▶ DO THIS
Extract every line below, verbatim.
-- begin --
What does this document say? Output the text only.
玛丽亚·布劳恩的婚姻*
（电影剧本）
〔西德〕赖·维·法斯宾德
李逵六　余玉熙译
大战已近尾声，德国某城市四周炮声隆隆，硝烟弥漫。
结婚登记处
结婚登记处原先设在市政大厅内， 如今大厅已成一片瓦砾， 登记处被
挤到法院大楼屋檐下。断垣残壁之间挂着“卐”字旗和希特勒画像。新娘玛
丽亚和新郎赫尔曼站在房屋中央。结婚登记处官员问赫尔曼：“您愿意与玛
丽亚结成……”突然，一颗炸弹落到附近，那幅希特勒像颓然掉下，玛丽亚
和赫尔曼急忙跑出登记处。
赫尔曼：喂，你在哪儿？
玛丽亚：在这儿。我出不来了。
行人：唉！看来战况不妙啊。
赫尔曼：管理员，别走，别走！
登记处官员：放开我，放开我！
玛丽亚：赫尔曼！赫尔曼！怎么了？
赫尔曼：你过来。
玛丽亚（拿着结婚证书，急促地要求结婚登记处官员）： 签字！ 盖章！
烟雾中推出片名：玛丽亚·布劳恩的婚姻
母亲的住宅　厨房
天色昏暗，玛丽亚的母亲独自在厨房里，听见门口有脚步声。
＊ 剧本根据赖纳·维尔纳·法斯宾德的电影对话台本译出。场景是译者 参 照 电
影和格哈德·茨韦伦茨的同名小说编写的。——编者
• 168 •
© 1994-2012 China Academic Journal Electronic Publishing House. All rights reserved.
-- end --
▶ EXERCISE RESPONSE
What does this document say? Output the text only.
玛丽亚·布劳恩的婚姻*
（电影剧本）
〔西德〕赖·维·法斯宾德
李逵六　余玉熙译
大战已近尾声，德国某城市四周炮声隆隆，硝烟弥漫。
结婚登记处
结婚登记处原先设在市政大厅内， 如今大厅已成一片瓦砾， 登记处被
挤到法院大楼屋檐下。断垣残壁之间挂着“卐”字旗和希特勒画像。新娘玛
丽亚和新郎赫尔曼站在房屋中央。结婚登记处官员问赫尔曼：“您愿意与玛
丽亚结成……”突然，一颗炸弹落到附近，那幅希特勒像颓然掉下，玛丽亚
和赫尔曼急忙跑出登记处。
赫尔曼：喂，你在哪儿？
玛丽亚：在这儿。我出不来了。
行人：唉！看来战况不妙啊。
赫尔曼：管理员，别走，别走！
登记处官员：放开我，放开我！
玛丽亚：赫尔曼！赫尔曼！怎么了？
赫尔曼：你过来。
玛丽亚（拿着结婚证书，急促地要求结婚登记处官员）： 签字！ 盖章！
烟雾中推出片名：玛丽亚·布劳恩的婚姻
母亲的住宅　厨房
天色昏暗，玛丽亚的母亲独自在厨房里，听见门口有脚步声。
＊ 剧本根据赖纳·维尔纳·法斯宾德的电影对话台本译出。场景是译者 参 照 电
影和格哈德·茨韦伦茨的同名小说编写的。——编者
• 168 •
© 1994-2012 China Academic Journal Electronic Publishing House. All rights reserved.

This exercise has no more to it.